● **THE PROBLEM**
Make an exact copy of the records, with the images left out.

● **THE DATA**
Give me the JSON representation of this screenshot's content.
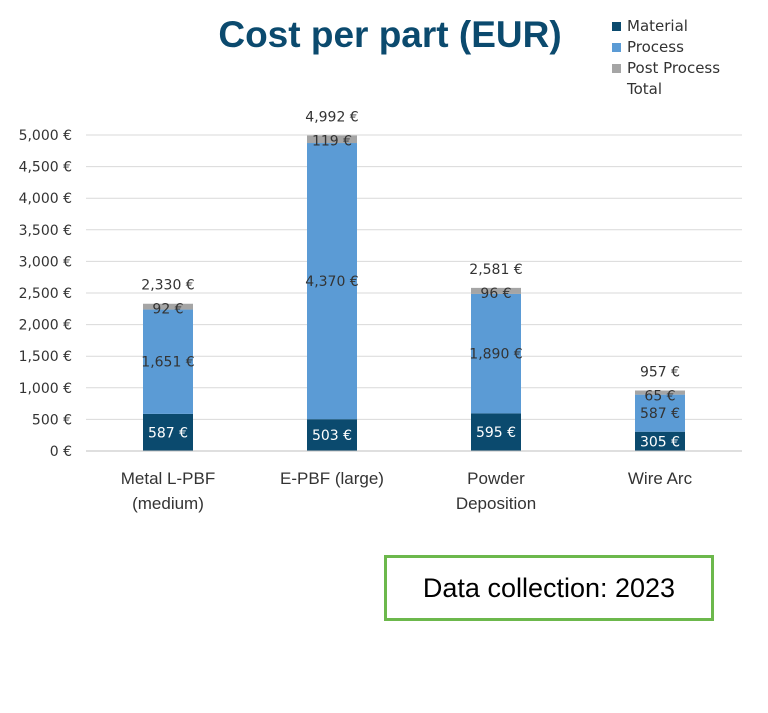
{
  "chart_data": {
    "type": "bar",
    "stacked": true,
    "title": "Cost per part (EUR)",
    "categories": [
      [
        "Metal L-PBF",
        "(medium)"
      ],
      [
        "E-PBF (large)"
      ],
      [
        "Powder",
        "Deposition"
      ],
      [
        "Wire Arc"
      ]
    ],
    "series": [
      {
        "name": "Material",
        "color": "#0b4a6e",
        "values": [
          587,
          503,
          595,
          305
        ],
        "labels": [
          "587 €",
          "503 €",
          "595 €",
          "305 €"
        ],
        "label_color": "#ffffff"
      },
      {
        "name": "Process",
        "color": "#5b9bd5",
        "values": [
          1651,
          4370,
          1890,
          587
        ],
        "labels": [
          "1,651 €",
          "4,370 €",
          "1,890 €",
          "587 €"
        ],
        "label_color": "#333333"
      },
      {
        "name": "Post Process",
        "color": "#a5a5a5",
        "values": [
          92,
          119,
          96,
          65
        ],
        "labels": [
          "92 €",
          "119 €",
          "96 €",
          "65 €"
        ],
        "label_color": "#333333"
      }
    ],
    "totals": {
      "name": "Total",
      "values": [
        2330,
        4992,
        2581,
        957
      ],
      "labels": [
        "2,330 €",
        "4,992 €",
        "2,581 €",
        "957 €"
      ]
    },
    "ylim": [
      0,
      5000
    ],
    "yticks": [
      0,
      500,
      1000,
      1500,
      2000,
      2500,
      3000,
      3500,
      4000,
      4500,
      5000
    ],
    "ytick_labels": [
      "0 €",
      "500 €",
      "1,000 €",
      "1,500 €",
      "2,000 €",
      "2,500 €",
      "3,000 €",
      "3,500 €",
      "4,000 €",
      "4,500 €",
      "5,000 €"
    ],
    "grid": true,
    "legend_position": "top-right"
  },
  "legend": {
    "material": "Material",
    "process": "Process",
    "post_process": "Post Process",
    "total": "Total"
  },
  "colors": {
    "material": "#0b4a6e",
    "process": "#5b9bd5",
    "post_process": "#a5a5a5",
    "title": "#0b4a6e",
    "note_border": "#6cb84c"
  },
  "note": "Data collection: 2023"
}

● **RESULT OF THE TASK**
Give me the JSON representation of this screenshot's content.
{
  "chart_data": {
    "type": "bar",
    "stacked": true,
    "title": "Cost per part (EUR)",
    "categories": [
      [
        "Metal L-PBF",
        "(medium)"
      ],
      [
        "E-PBF (large)"
      ],
      [
        "Powder",
        "Deposition"
      ],
      [
        "Wire Arc"
      ]
    ],
    "series": [
      {
        "name": "Material",
        "color": "#0b4a6e",
        "values": [
          587,
          503,
          595,
          305
        ],
        "labels": [
          "587 €",
          "503 €",
          "595 €",
          "305 €"
        ],
        "label_color": "#ffffff"
      },
      {
        "name": "Process",
        "color": "#5b9bd5",
        "values": [
          1651,
          4370,
          1890,
          587
        ],
        "labels": [
          "1,651 €",
          "4,370 €",
          "1,890 €",
          "587 €"
        ],
        "label_color": "#333333"
      },
      {
        "name": "Post Process",
        "color": "#a5a5a5",
        "values": [
          92,
          119,
          96,
          65
        ],
        "labels": [
          "92 €",
          "119 €",
          "96 €",
          "65 €"
        ],
        "label_color": "#333333"
      }
    ],
    "totals": {
      "name": "Total",
      "values": [
        2330,
        4992,
        2581,
        957
      ],
      "labels": [
        "2,330 €",
        "4,992 €",
        "2,581 €",
        "957 €"
      ]
    },
    "ylim": [
      0,
      5000
    ],
    "yticks": [
      0,
      500,
      1000,
      1500,
      2000,
      2500,
      3000,
      3500,
      4000,
      4500,
      5000
    ],
    "ytick_labels": [
      "0 €",
      "500 €",
      "1,000 €",
      "1,500 €",
      "2,000 €",
      "2,500 €",
      "3,000 €",
      "3,500 €",
      "4,000 €",
      "4,500 €",
      "5,000 €"
    ],
    "grid": true,
    "legend_position": "top-right"
  },
  "legend": {
    "material": "Material",
    "process": "Process",
    "post_process": "Post Process",
    "total": "Total"
  },
  "colors": {
    "material": "#0b4a6e",
    "process": "#5b9bd5",
    "post_process": "#a5a5a5",
    "title": "#0b4a6e",
    "note_border": "#6cb84c"
  },
  "note": "Data collection: 2023"
}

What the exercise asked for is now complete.